What is expected ▸ Reproduce each line of the data below without any change.

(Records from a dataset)
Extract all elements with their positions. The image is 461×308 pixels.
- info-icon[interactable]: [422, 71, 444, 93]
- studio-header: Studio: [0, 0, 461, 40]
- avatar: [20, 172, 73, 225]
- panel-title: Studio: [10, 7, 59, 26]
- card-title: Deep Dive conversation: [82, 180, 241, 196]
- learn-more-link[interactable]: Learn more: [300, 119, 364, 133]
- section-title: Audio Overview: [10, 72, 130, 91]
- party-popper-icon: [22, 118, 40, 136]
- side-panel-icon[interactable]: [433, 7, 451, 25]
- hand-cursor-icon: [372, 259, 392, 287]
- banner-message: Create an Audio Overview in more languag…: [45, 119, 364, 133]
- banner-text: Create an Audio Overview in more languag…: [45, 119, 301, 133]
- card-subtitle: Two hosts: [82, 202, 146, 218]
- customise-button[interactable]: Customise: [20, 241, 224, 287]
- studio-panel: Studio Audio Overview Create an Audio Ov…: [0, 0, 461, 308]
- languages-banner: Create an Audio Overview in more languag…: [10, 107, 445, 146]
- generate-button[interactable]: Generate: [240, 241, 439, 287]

Correct answer ▸
Extract all elements with their positions. The image is 461×308 pixels.
- info-icon[interactable]: [422, 71, 444, 93]
- studio-header: Studio: [0, 0, 461, 40]
- avatar: [20, 172, 73, 225]
- panel-title: Studio: [10, 7, 59, 26]
- card-title: Deep Dive conversation: [82, 180, 241, 196]
- learn-more-link[interactable]: Learn more: [300, 119, 364, 133]
- section-title: Audio Overview: [10, 72, 130, 91]
- party-popper-icon: [22, 118, 40, 136]
- side-panel-icon[interactable]: [433, 7, 451, 25]
- hand-cursor-icon: [372, 259, 392, 287]
- banner-message: Create an Audio Overview in more languag…: [45, 119, 364, 133]
- banner-text: Create an Audio Overview in more languag…: [45, 119, 301, 133]
- card-subtitle: Two hosts: [82, 202, 146, 218]
- customise-button[interactable]: Customise: [20, 241, 224, 287]
- studio-panel: Studio Audio Overview Create an Audio Ov…: [0, 0, 461, 308]
- languages-banner: Create an Audio Overview in more languag…: [10, 107, 445, 146]
- generate-button[interactable]: Generate: [240, 241, 439, 287]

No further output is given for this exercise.